■ **Data entries**
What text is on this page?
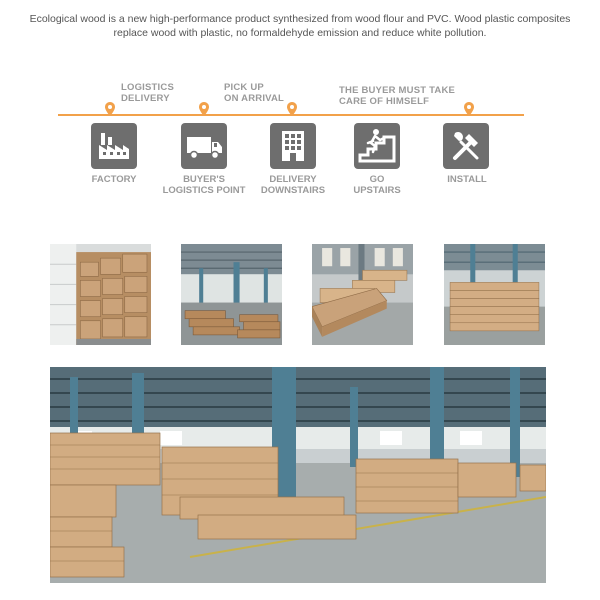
Ecological wood is a new high-performance product synthesized from wood flour and PVC. Wood plastic composites
replace wood with plastic, no formaldehyde emission and reduce white pollution.
LOGISTICS
DELIVERY
PICK UP
ON ARRIVAL
THE BUYER MUST TAKE
CARE OF HIMSELF
FACTORY	BUYER'S
LOGISTICS POINT
DELIVERY
DOWNSTAIRS
GO
UPSTAIRS
INSTALL
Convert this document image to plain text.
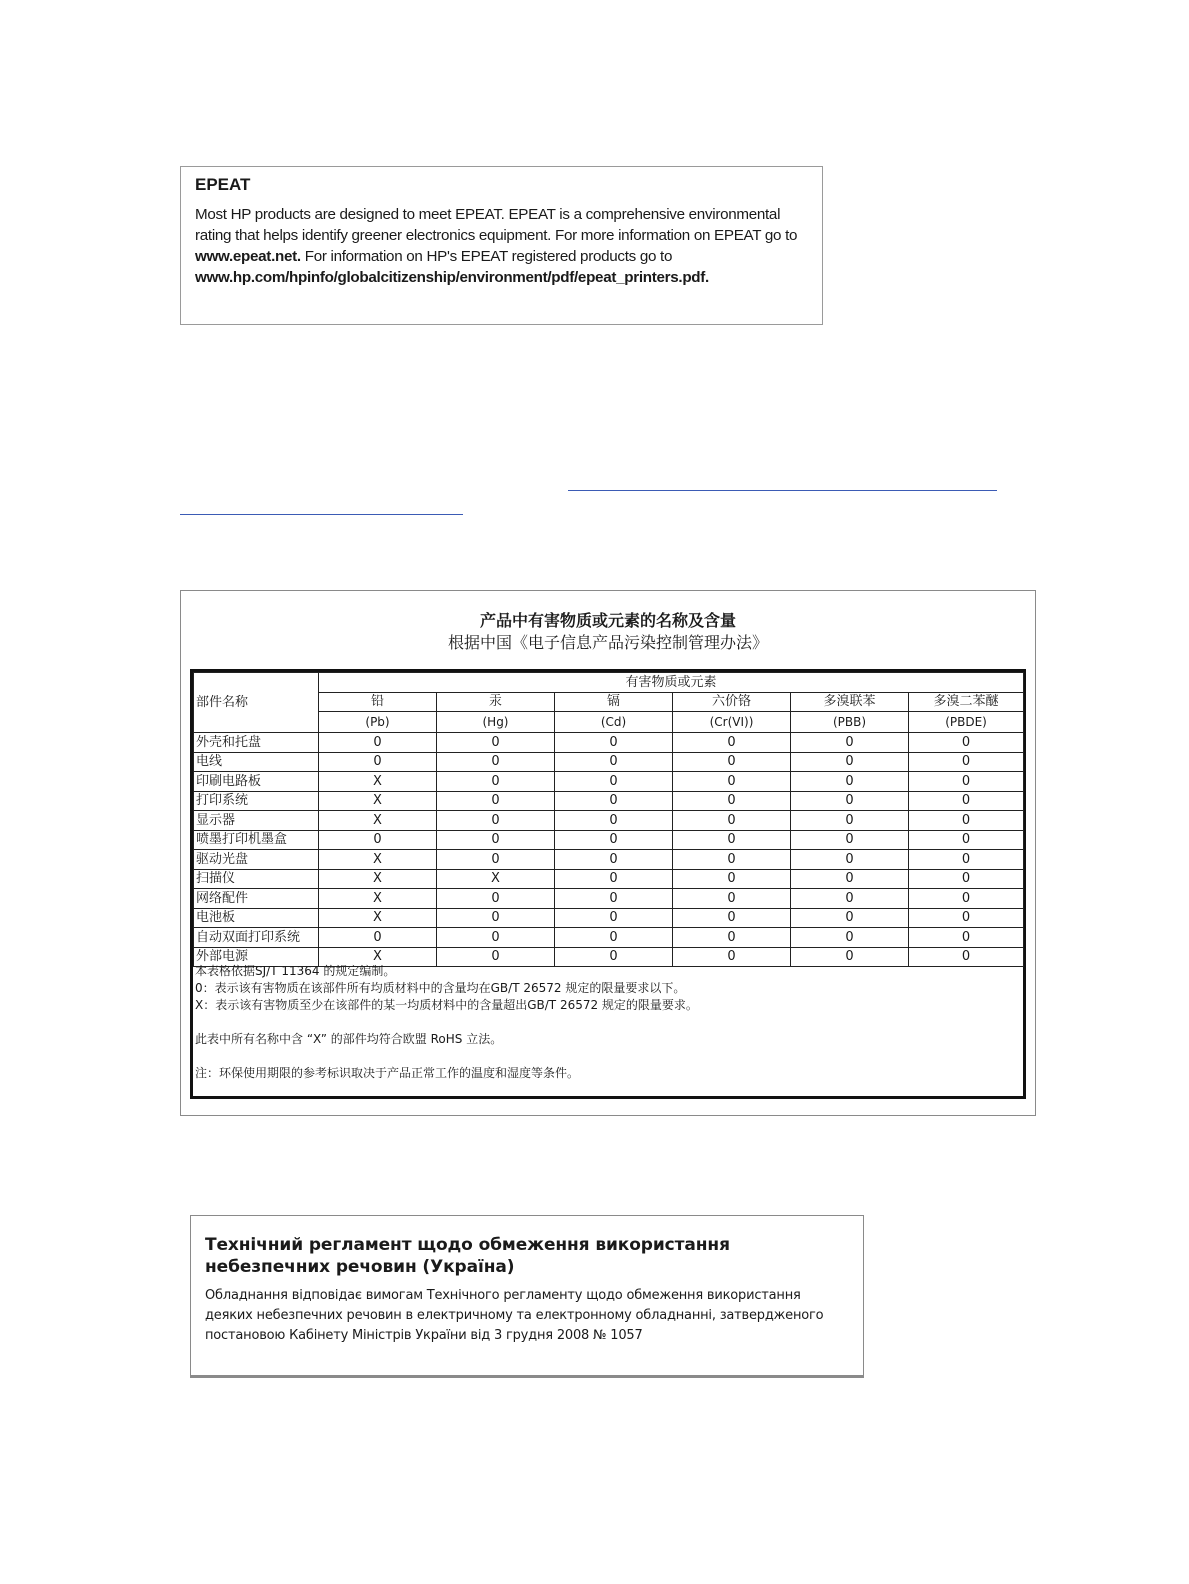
EPEAT
Most HP products are designed to meet EPEAT. EPEAT is a comprehensive environmental rating that helps identify greener electronics equipment. For more information on EPEAT go to www.epeat.net. For information on HP's EPEAT registered products go to
www.hp.com/hpinfo/globalcitizenship/environment/pdf/epeat_printers.pdf.
产品中有害物质或元素的名称及含量
根据中国《电子信息产品污染控制管理办法》
部件名称	有害物质或元素					
	铅	汞	镉	六价铬	多溴联苯	多溴二苯醚
	(Pb)	(Hg)	(Cd)	(Cr(VI))	(PBB)	(PBDE)
外壳和托盘	0	0	0	0	0	0
电线	0	0	0	0	0	0
印刷电路板	X	0	0	0	0	0
打印系统	X	0	0	0	0	0
显示器	X	0	0	0	0	0
喷墨打印机墨盒	0	0	0	0	0	0
驱动光盘	X	0	0	0	0	0
扫描仪	X	X	0	0	0	0
网络配件	X	0	0	0	0	0
电池板	X	0	0	0	0	0
自动双面打印系统	0	0	0	0	0	0
外部电源	X	0	0	0	0	0
本表格依据SJ/T 11364 的规定编制。
0：表示该有害物质在该部件所有均质材料中的含量均在GB/T 26572 规定的限量要求以下。
X：表示该有害物质至少在该部件的某一均质材料中的含量超出GB/T 26572 规定的限量要求。
此表中所有名称中含 “X” 的部件均符合欧盟 RoHS 立法。
注：环保使用期限的参考标识取决于产品正常工作的温度和湿度等条件。
Технічний регламент щодо обмеження використання небезпечних речовин (Україна)
Обладнання відповідає вимогам Технічного регламенту щодо обмеження використання деяких небезпечних речовин в електричному та електронному обладнанні, затвердженого постановою Кабінету Міністрів України від 3 грудня 2008 № 1057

■ **Do this**
Exclude the pictures. Write out the remaining data exactly.

■ **Complete response**
What text is on this page?
Ecological wood is a new high-performance product synthesized from wood flour and PVC. Wood plastic composites
replace wood with plastic, no formaldehyde emission and reduce white pollution.
LOGISTICS
DELIVERY
PICK UP
ON ARRIVAL
THE BUYER MUST TAKE
CARE OF HIMSELF
FACTORY	BUYER'S
LOGISTICS POINT
DELIVERY
DOWNSTAIRS
GO
UPSTAIRS
INSTALL
Convert this document image to plain text.
EPEAT
Most HP products are designed to meet EPEAT. EPEAT is a comprehensive environmental rating that helps identify greener electronics equipment. For more information on EPEAT go to www.epeat.net. For information on HP's EPEAT registered products go to
www.hp.com/hpinfo/globalcitizenship/environment/pdf/epeat_printers.pdf.
产品中有害物质或元素的名称及含量
根据中国《电子信息产品污染控制管理办法》
部件名称	有害物质或元素					
	铅	汞	镉	六价铬	多溴联苯	多溴二苯醚
	(Pb)	(Hg)	(Cd)	(Cr(VI))	(PBB)	(PBDE)
外壳和托盘	0	0	0	0	0	0
电线	0	0	0	0	0	0
印刷电路板	X	0	0	0	0	0
打印系统	X	0	0	0	0	0
显示器	X	0	0	0	0	0
喷墨打印机墨盒	0	0	0	0	0	0
驱动光盘	X	0	0	0	0	0
扫描仪	X	X	0	0	0	0
网络配件	X	0	0	0	0	0
电池板	X	0	0	0	0	0
自动双面打印系统	0	0	0	0	0	0
外部电源	X	0	0	0	0	0
本表格依据SJ/T 11364 的规定编制。
0：表示该有害物质在该部件所有均质材料中的含量均在GB/T 26572 规定的限量要求以下。
X：表示该有害物质至少在该部件的某一均质材料中的含量超出GB/T 26572 规定的限量要求。
此表中所有名称中含 “X” 的部件均符合欧盟 RoHS 立法。
注：环保使用期限的参考标识取决于产品正常工作的温度和湿度等条件。
Технічний регламент щодо обмеження використання небезпечних речовин (Україна)
Обладнання відповідає вимогам Технічного регламенту щодо обмеження використання деяких небезпечних речовин в електричному та електронному обладнанні, затвердженого постановою Кабінету Міністрів України від 3 грудня 2008 № 1057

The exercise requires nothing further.